Print all of the data exactly.

--- A block of data ---
+++

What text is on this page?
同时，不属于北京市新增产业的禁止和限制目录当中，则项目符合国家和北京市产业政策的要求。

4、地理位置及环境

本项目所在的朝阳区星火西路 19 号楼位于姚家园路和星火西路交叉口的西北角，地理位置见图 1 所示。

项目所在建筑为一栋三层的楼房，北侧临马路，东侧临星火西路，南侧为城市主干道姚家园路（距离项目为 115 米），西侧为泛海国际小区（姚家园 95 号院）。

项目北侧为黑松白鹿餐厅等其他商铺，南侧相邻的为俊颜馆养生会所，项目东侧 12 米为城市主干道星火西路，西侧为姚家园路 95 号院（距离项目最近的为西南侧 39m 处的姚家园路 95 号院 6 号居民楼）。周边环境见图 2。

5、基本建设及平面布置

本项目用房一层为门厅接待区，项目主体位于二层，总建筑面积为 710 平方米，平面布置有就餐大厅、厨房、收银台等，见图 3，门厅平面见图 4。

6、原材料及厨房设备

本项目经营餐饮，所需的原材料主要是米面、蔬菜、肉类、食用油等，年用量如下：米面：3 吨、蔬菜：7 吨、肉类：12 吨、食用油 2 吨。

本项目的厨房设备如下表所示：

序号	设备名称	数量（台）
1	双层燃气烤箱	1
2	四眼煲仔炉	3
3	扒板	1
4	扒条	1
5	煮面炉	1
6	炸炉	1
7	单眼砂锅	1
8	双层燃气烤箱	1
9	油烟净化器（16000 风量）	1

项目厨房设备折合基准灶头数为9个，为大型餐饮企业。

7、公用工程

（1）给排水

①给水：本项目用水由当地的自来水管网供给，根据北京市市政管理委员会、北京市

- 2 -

+++

--- FINISHED ANSWER ---
What text is on this page?
同时，不属于北京市新增产业的禁止和限制目录当中，则项目符合国家和北京市产业政策的要求。

4、地理位置及环境

本项目所在的朝阳区星火西路 19 号楼位于姚家园路和星火西路交叉口的西北角，地理位置见图 1 所示。

项目所在建筑为一栋三层的楼房，北侧临马路，东侧临星火西路，南侧为城市主干道姚家园路（距离项目为 115 米），西侧为泛海国际小区（姚家园 95 号院）。

项目北侧为黑松白鹿餐厅等其他商铺，南侧相邻的为俊颜馆养生会所，项目东侧 12 米为城市主干道星火西路，西侧为姚家园路 95 号院（距离项目最近的为西南侧 39m 处的姚家园路 95 号院 6 号居民楼）。周边环境见图 2。

5、基本建设及平面布置

本项目用房一层为门厅接待区，项目主体位于二层，总建筑面积为 710 平方米，平面布置有就餐大厅、厨房、收银台等，见图 3，门厅平面见图 4。

6、原材料及厨房设备

本项目经营餐饮，所需的原材料主要是米面、蔬菜、肉类、食用油等，年用量如下：米面：3 吨、蔬菜：7 吨、肉类：12 吨、食用油 2 吨。

本项目的厨房设备如下表所示：

序号	设备名称	数量（台）
1	双层燃气烤箱	1
2	四眼煲仔炉	3
3	扒板	1
4	扒条	1
5	煮面炉	1
6	炸炉	1
7	单眼砂锅	1
8	双层燃气烤箱	1
9	油烟净化器（16000 风量）	1

项目厨房设备折合基准灶头数为9个，为大型餐饮企业。

7、公用工程

（1）给排水

①给水：本项目用水由当地的自来水管网供给，根据北京市市政管理委员会、北京市

- 2 -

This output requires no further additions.